--- GIVEN INFORMATION ---

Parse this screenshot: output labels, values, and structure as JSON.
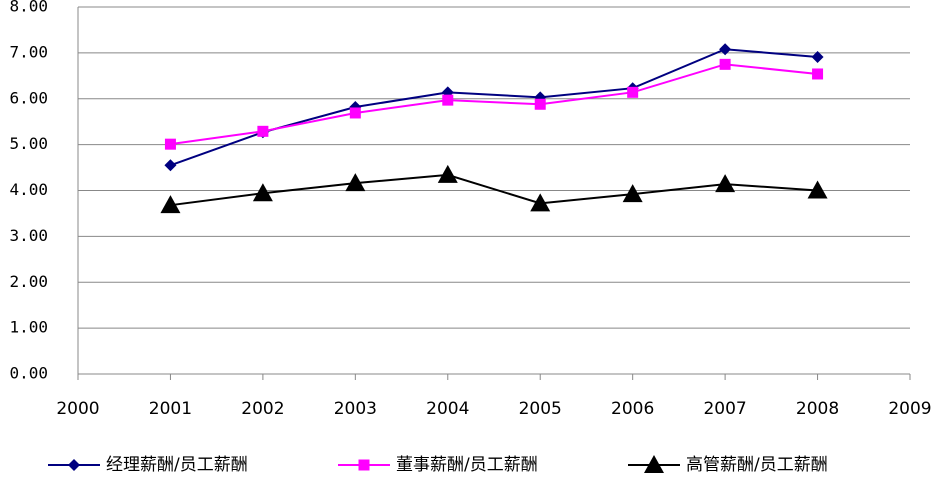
{
  "chart_data": {
    "type": "line",
    "x": [
      2001,
      2002,
      2003,
      2004,
      2005,
      2006,
      2007,
      2008
    ],
    "xlim": [
      2000,
      2009
    ],
    "xticks": [
      2000,
      2001,
      2002,
      2003,
      2004,
      2005,
      2006,
      2007,
      2008,
      2009
    ],
    "ylim": [
      0,
      8
    ],
    "yticks": [
      {
        "value": 0,
        "label": "0.00"
      },
      {
        "value": 1,
        "label": "1.00"
      },
      {
        "value": 2,
        "label": "2.00"
      },
      {
        "value": 3,
        "label": "3.00"
      },
      {
        "value": 4,
        "label": "4.00"
      },
      {
        "value": 5,
        "label": "5.00"
      },
      {
        "value": 6,
        "label": "6.00"
      },
      {
        "value": 7,
        "label": "7.00"
      },
      {
        "value": 8,
        "label": "8.00"
      }
    ],
    "grid": true,
    "legend": "bottom",
    "series": [
      {
        "name": "经理薪酬/员工薪酬",
        "color": "#000080",
        "marker": "diamond",
        "values": [
          4.55,
          5.27,
          5.82,
          6.14,
          6.03,
          6.23,
          7.08,
          6.91
        ]
      },
      {
        "name": "董事薪酬/员工薪酬",
        "color": "#ff00ff",
        "marker": "square",
        "values": [
          5.01,
          5.29,
          5.69,
          5.97,
          5.88,
          6.14,
          6.75,
          6.54
        ]
      },
      {
        "name": "高管薪酬/员工薪酬",
        "color": "#000000",
        "marker": "triangle",
        "values": [
          3.68,
          3.94,
          4.16,
          4.34,
          3.72,
          3.92,
          4.14,
          4.0
        ]
      }
    ]
  }
}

---

Search the material above for "name". Pull out each line where it shows up.

** TASK OUTPUT **
        "name": "经理薪酬/员工薪酬",
        "name": "董事薪酬/员工薪酬",
        "name": "高管薪酬/员工薪酬",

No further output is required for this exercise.